Leave out the pictures and copy the remaining records exactly.
------ PROVIDED RECORDS
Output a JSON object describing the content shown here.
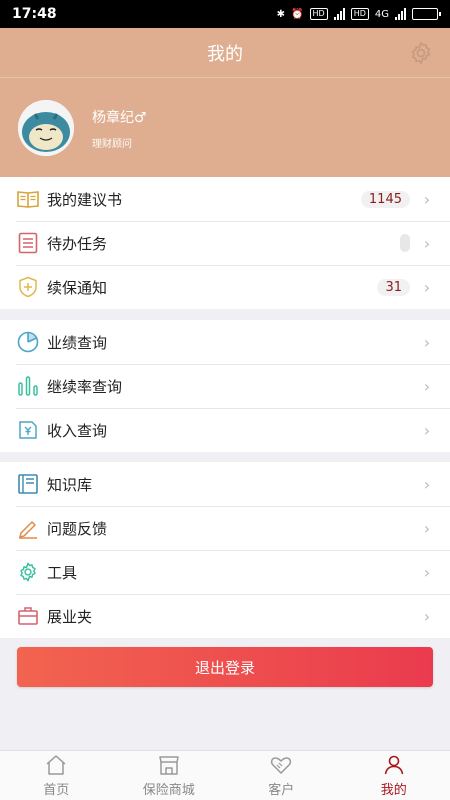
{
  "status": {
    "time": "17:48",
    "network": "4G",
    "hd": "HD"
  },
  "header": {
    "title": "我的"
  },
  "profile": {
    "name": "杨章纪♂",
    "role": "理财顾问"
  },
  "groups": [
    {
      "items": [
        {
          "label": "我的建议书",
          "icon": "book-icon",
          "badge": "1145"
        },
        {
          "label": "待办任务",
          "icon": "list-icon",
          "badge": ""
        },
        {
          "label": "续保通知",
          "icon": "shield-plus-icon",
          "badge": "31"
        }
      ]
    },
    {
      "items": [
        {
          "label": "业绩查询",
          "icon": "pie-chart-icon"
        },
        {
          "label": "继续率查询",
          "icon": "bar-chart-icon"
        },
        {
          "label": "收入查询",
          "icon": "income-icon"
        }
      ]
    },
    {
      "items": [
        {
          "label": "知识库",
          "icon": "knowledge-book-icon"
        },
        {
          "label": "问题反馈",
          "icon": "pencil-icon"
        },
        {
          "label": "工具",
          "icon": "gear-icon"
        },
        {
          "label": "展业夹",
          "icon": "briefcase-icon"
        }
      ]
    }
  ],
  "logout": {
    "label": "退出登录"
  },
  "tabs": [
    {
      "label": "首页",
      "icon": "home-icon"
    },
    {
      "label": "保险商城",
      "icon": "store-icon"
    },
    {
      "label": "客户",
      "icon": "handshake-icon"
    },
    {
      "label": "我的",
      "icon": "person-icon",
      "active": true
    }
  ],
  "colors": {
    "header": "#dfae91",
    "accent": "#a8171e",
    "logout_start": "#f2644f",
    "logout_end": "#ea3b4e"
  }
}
------------
> _EXERCISE OUTPUT_:
Output a JSON object describing the content shown here.
{
  "status": {
    "time": "17:48",
    "network": "4G",
    "hd": "HD"
  },
  "header": {
    "title": "我的"
  },
  "profile": {
    "name": "杨章纪♂",
    "role": "理财顾问"
  },
  "groups": [
    {
      "items": [
        {
          "label": "我的建议书",
          "icon": "book-icon",
          "badge": "1145"
        },
        {
          "label": "待办任务",
          "icon": "list-icon",
          "badge": ""
        },
        {
          "label": "续保通知",
          "icon": "shield-plus-icon",
          "badge": "31"
        }
      ]
    },
    {
      "items": [
        {
          "label": "业绩查询",
          "icon": "pie-chart-icon"
        },
        {
          "label": "继续率查询",
          "icon": "bar-chart-icon"
        },
        {
          "label": "收入查询",
          "icon": "income-icon"
        }
      ]
    },
    {
      "items": [
        {
          "label": "知识库",
          "icon": "knowledge-book-icon"
        },
        {
          "label": "问题反馈",
          "icon": "pencil-icon"
        },
        {
          "label": "工具",
          "icon": "gear-icon"
        },
        {
          "label": "展业夹",
          "icon": "briefcase-icon"
        }
      ]
    }
  ],
  "logout": {
    "label": "退出登录"
  },
  "tabs": [
    {
      "label": "首页",
      "icon": "home-icon"
    },
    {
      "label": "保险商城",
      "icon": "store-icon"
    },
    {
      "label": "客户",
      "icon": "handshake-icon"
    },
    {
      "label": "我的",
      "icon": "person-icon",
      "active": true
    }
  ],
  "colors": {
    "header": "#dfae91",
    "accent": "#a8171e",
    "logout_start": "#f2644f",
    "logout_end": "#ea3b4e"
  }
}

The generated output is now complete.